> _Given instruction_: Quote all entries in full, exactly.
──────── Records for the task
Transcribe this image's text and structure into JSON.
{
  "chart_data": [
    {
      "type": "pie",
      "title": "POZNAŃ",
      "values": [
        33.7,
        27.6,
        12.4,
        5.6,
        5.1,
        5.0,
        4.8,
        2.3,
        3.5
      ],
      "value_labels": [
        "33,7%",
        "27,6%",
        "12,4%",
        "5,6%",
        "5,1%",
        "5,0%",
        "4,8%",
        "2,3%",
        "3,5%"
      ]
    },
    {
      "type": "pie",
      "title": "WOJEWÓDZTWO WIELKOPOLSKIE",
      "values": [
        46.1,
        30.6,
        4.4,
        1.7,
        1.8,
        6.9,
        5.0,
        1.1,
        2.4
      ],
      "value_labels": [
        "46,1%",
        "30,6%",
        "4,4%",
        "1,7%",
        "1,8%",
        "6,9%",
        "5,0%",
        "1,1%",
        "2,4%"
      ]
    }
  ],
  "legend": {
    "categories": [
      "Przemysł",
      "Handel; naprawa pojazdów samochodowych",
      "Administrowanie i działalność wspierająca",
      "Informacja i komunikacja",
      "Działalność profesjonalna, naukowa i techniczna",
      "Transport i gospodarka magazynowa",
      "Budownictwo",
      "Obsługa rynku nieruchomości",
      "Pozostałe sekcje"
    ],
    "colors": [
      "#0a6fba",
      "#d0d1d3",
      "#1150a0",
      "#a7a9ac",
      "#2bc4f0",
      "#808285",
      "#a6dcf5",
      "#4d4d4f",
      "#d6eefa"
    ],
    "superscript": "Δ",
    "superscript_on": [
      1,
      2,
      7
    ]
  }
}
────────────────
> _Problem solution_:
Transcribe this image's text and structure into JSON.
{
  "chart_data": [
    {
      "type": "pie",
      "title": "POZNAŃ",
      "values": [
        33.7,
        27.6,
        12.4,
        5.6,
        5.1,
        5.0,
        4.8,
        2.3,
        3.5
      ],
      "value_labels": [
        "33,7%",
        "27,6%",
        "12,4%",
        "5,6%",
        "5,1%",
        "5,0%",
        "4,8%",
        "2,3%",
        "3,5%"
      ]
    },
    {
      "type": "pie",
      "title": "WOJEWÓDZTWO WIELKOPOLSKIE",
      "values": [
        46.1,
        30.6,
        4.4,
        1.7,
        1.8,
        6.9,
        5.0,
        1.1,
        2.4
      ],
      "value_labels": [
        "46,1%",
        "30,6%",
        "4,4%",
        "1,7%",
        "1,8%",
        "6,9%",
        "5,0%",
        "1,1%",
        "2,4%"
      ]
    }
  ],
  "legend": {
    "categories": [
      "Przemysł",
      "Handel; naprawa pojazdów samochodowych",
      "Administrowanie i działalność wspierająca",
      "Informacja i komunikacja",
      "Działalność profesjonalna, naukowa i techniczna",
      "Transport i gospodarka magazynowa",
      "Budownictwo",
      "Obsługa rynku nieruchomości",
      "Pozostałe sekcje"
    ],
    "colors": [
      "#0a6fba",
      "#d0d1d3",
      "#1150a0",
      "#a7a9ac",
      "#2bc4f0",
      "#808285",
      "#a6dcf5",
      "#4d4d4f",
      "#d6eefa"
    ],
    "superscript": "Δ",
    "superscript_on": [
      1,
      2,
      7
    ]
  }
}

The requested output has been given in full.